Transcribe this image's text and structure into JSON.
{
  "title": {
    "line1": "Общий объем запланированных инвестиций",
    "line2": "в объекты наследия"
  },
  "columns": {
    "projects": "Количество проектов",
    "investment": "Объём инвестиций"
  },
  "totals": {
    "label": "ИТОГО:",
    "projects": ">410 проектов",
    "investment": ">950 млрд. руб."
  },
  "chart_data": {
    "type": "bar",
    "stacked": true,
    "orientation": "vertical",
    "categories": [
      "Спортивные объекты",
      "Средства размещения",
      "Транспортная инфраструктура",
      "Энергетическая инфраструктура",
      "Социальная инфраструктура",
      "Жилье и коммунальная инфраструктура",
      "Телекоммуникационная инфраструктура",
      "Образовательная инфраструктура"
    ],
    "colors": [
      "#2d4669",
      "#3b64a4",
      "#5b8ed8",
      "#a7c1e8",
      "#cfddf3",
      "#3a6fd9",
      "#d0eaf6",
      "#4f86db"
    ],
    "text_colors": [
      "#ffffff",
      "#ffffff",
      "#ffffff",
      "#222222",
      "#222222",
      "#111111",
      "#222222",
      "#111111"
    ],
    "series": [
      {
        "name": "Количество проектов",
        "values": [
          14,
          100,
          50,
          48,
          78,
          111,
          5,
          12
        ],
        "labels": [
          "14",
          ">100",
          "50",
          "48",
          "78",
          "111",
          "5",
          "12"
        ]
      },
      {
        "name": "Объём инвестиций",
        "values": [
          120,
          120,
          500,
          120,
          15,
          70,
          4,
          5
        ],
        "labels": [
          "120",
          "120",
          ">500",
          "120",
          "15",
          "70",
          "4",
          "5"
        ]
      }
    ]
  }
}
________________________________________
Problem statement: Search the data above for the string "name" and copy each line that has it.

Exercise response:
        "name": "Количество проектов",
        "name": "Объём инвестиций",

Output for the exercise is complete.